Given exercise – Rewrite the lines from the one containing "Give bounding boxes" through the one containing "x-axis: 07-2014 01-2015", both included, as a numbered list, skipping blank lines and leaving out the pictures.

Input data –
--------------------------------

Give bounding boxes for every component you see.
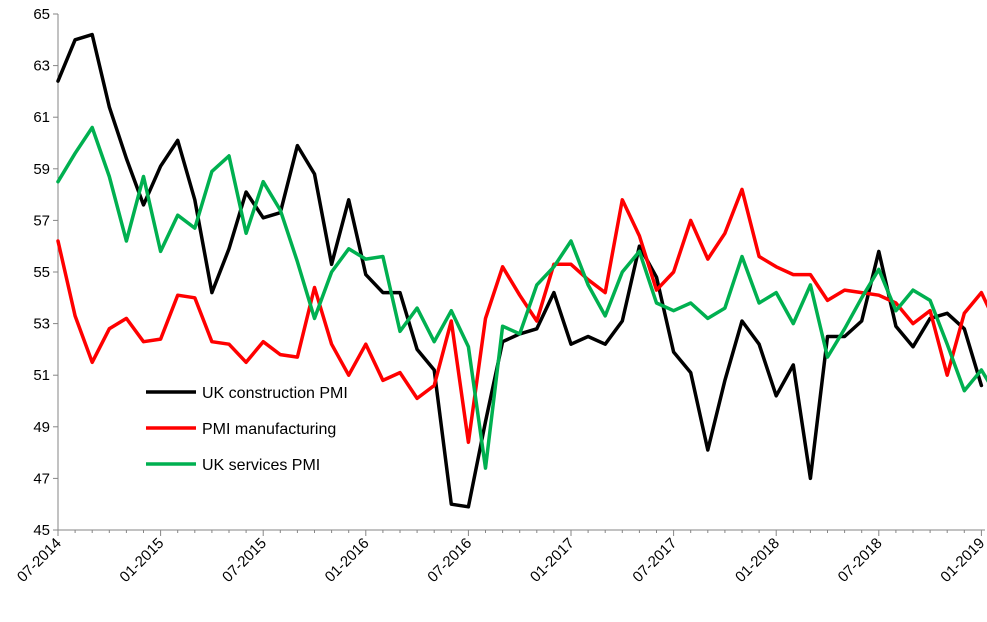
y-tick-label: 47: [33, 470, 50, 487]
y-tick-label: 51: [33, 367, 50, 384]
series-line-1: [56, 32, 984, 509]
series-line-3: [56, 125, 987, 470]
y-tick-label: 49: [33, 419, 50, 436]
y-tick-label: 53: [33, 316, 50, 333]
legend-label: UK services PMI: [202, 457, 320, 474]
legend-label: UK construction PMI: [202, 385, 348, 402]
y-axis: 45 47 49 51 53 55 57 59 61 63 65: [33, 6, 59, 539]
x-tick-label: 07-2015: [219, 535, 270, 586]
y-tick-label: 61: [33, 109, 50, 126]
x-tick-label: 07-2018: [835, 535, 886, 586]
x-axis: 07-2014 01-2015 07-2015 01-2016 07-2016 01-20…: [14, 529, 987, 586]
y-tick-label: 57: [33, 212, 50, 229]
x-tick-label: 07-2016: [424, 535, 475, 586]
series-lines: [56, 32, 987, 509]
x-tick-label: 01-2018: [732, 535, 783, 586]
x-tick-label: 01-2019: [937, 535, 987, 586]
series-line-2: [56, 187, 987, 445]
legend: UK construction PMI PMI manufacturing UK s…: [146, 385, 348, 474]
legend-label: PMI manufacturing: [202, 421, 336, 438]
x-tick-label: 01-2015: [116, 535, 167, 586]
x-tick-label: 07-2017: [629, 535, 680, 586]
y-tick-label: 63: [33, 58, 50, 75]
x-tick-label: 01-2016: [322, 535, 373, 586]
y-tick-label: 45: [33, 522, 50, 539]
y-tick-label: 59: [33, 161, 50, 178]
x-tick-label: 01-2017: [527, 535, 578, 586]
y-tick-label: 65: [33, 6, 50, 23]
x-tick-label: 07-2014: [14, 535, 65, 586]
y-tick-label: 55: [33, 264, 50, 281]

--------------------------------

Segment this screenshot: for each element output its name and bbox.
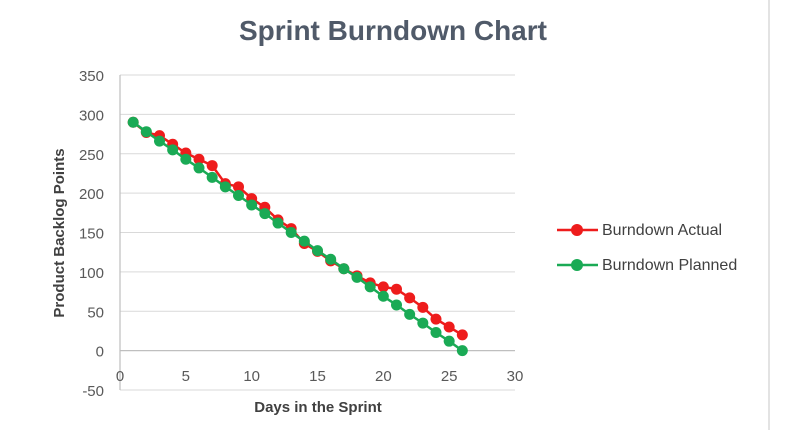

--------------------------------

The output –
1. Give bounding boxes for every component you see.
2. y-tick-label: 47: [33, 470, 50, 487]
3. y-tick-label: 51: [33, 367, 50, 384]
4. series-line-1: [56, 32, 984, 509]
5. series-line-3: [56, 125, 987, 470]
6. y-tick-label: 49: [33, 419, 50, 436]
7. y-tick-label: 53: [33, 316, 50, 333]
8. legend-label: UK services PMI: [202, 457, 320, 474]
9. legend-label: UK construction PMI: [202, 385, 348, 402]
10. y-axis: 45 47 49 51 53 55 57 59 61 63 65: [33, 6, 59, 539]
11. x-tick-label: 07-2015: [219, 535, 270, 586]
12. y-tick-label: 61: [33, 109, 50, 126]
13. x-tick-label: 07-2018: [835, 535, 886, 586]
14. x-axis: 07-2014 01-2015 07-2015 01-2016 07-2016 01-20…: [14, 529, 987, 586]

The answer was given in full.